▶ [Exercise prompt]
Locate every line in the records below that contains the word "Registration", and copy each one.

▶ [Records for this task]
— START —
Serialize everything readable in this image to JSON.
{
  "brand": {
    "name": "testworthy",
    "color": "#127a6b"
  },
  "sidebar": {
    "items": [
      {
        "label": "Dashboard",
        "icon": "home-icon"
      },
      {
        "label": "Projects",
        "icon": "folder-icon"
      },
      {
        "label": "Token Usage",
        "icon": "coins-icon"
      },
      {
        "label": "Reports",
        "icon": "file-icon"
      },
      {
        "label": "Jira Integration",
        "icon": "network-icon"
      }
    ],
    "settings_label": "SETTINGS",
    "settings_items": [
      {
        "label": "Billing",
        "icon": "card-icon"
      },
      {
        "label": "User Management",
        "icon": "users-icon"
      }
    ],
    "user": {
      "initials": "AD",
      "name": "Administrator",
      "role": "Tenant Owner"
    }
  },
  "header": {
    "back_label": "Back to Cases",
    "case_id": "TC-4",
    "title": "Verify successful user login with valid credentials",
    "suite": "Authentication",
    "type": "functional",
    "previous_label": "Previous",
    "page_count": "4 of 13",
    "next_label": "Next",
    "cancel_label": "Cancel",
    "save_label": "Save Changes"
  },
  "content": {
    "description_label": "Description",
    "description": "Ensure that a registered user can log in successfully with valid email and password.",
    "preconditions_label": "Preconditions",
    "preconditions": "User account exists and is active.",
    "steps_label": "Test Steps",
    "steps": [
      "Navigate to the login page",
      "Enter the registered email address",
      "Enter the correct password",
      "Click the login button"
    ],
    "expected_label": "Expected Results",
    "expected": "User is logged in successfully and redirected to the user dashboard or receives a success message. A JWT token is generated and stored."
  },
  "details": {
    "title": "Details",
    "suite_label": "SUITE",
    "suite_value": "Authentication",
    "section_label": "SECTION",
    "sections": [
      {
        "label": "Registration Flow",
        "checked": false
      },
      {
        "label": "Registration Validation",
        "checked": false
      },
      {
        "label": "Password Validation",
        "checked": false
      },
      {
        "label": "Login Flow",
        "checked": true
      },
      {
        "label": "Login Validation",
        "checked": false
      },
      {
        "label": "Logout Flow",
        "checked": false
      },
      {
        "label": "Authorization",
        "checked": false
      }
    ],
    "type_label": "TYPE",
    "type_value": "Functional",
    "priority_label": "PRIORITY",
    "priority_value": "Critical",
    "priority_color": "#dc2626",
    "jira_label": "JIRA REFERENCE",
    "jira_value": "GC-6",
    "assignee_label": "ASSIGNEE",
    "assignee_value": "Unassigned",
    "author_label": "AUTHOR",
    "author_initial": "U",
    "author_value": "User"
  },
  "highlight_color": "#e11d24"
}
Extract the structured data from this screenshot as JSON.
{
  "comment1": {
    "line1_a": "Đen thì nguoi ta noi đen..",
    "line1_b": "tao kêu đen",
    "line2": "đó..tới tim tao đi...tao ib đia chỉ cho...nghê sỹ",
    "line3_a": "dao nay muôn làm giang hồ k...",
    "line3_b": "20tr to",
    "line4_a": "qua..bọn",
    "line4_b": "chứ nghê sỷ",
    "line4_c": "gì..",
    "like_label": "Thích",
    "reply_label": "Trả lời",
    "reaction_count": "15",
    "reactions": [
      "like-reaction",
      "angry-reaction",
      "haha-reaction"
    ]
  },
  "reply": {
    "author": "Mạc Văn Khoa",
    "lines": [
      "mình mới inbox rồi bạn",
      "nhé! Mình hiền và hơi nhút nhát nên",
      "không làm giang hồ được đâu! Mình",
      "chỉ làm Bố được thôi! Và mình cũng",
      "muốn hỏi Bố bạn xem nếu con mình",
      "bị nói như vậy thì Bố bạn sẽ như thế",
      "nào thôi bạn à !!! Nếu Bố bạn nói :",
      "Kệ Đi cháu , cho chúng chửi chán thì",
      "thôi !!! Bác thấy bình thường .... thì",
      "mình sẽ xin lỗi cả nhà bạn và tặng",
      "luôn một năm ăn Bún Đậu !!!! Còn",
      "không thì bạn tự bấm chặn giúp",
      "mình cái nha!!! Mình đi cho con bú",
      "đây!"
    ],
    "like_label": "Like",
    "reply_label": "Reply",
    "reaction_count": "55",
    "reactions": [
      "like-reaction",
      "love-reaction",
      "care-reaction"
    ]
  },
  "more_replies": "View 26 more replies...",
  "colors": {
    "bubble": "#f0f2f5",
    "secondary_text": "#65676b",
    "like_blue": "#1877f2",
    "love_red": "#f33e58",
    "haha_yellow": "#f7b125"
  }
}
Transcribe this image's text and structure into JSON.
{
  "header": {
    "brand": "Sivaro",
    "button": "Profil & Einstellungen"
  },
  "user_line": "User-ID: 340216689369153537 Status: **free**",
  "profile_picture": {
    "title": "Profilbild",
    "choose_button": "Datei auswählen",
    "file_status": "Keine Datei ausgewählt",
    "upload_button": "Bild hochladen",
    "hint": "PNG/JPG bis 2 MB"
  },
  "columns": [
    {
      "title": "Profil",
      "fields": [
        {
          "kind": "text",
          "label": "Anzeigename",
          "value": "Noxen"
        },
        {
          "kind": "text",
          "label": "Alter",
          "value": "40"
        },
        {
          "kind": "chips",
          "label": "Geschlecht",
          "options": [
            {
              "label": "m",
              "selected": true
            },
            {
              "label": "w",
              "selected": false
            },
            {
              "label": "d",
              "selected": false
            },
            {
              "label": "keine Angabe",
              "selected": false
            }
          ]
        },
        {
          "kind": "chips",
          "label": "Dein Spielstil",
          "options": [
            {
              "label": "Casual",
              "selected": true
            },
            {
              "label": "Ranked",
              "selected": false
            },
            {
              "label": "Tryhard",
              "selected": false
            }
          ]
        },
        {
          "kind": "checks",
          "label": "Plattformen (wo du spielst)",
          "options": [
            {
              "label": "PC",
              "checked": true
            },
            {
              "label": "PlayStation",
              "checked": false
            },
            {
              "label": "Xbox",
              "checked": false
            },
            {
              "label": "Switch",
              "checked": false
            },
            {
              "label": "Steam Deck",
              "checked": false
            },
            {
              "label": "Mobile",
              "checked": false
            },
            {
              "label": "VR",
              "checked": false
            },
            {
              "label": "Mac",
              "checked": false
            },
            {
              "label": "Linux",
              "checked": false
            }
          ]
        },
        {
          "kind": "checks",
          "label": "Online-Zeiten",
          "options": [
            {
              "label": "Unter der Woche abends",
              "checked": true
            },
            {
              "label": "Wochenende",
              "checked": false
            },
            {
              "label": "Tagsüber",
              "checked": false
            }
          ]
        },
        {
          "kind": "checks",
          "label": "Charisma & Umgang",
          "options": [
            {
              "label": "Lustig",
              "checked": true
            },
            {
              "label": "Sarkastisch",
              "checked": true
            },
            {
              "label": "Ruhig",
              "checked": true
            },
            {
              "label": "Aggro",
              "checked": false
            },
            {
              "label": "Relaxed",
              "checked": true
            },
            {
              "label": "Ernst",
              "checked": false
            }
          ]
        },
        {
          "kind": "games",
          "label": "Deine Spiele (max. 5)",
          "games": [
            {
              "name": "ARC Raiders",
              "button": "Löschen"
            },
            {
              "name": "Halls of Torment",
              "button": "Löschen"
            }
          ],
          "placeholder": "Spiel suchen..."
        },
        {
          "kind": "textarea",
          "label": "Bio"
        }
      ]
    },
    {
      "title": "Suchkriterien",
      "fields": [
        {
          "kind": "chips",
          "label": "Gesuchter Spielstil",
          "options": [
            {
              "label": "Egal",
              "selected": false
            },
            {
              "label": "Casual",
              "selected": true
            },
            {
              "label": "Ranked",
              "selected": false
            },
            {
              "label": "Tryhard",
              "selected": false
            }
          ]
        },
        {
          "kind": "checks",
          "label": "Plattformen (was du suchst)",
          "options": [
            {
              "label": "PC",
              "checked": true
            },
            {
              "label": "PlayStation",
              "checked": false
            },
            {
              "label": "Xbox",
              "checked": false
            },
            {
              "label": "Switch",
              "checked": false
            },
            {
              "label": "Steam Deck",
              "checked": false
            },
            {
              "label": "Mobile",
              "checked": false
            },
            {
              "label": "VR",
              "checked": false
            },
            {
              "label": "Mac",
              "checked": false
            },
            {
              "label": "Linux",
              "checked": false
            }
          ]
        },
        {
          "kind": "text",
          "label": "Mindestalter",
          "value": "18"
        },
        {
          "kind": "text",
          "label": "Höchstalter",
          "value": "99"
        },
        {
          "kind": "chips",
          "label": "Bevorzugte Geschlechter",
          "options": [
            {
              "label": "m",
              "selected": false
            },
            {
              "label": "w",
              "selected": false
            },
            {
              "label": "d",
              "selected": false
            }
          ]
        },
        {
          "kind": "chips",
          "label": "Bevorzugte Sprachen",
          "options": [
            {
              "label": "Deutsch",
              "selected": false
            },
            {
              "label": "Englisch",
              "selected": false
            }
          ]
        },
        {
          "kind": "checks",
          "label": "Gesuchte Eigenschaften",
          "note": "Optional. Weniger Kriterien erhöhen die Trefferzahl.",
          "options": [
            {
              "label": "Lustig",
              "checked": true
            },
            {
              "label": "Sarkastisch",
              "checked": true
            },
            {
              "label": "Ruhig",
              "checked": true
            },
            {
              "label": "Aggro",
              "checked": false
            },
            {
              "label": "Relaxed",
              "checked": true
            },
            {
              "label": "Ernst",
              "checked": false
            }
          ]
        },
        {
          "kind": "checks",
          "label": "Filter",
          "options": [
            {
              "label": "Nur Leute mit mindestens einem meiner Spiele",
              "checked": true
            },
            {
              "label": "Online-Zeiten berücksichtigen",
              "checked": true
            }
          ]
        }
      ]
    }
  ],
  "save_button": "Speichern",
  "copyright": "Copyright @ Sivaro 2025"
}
— END —
▶ [Solution for this exercise]
        "label": "Registration Flow",
        "label": "Registration Validation",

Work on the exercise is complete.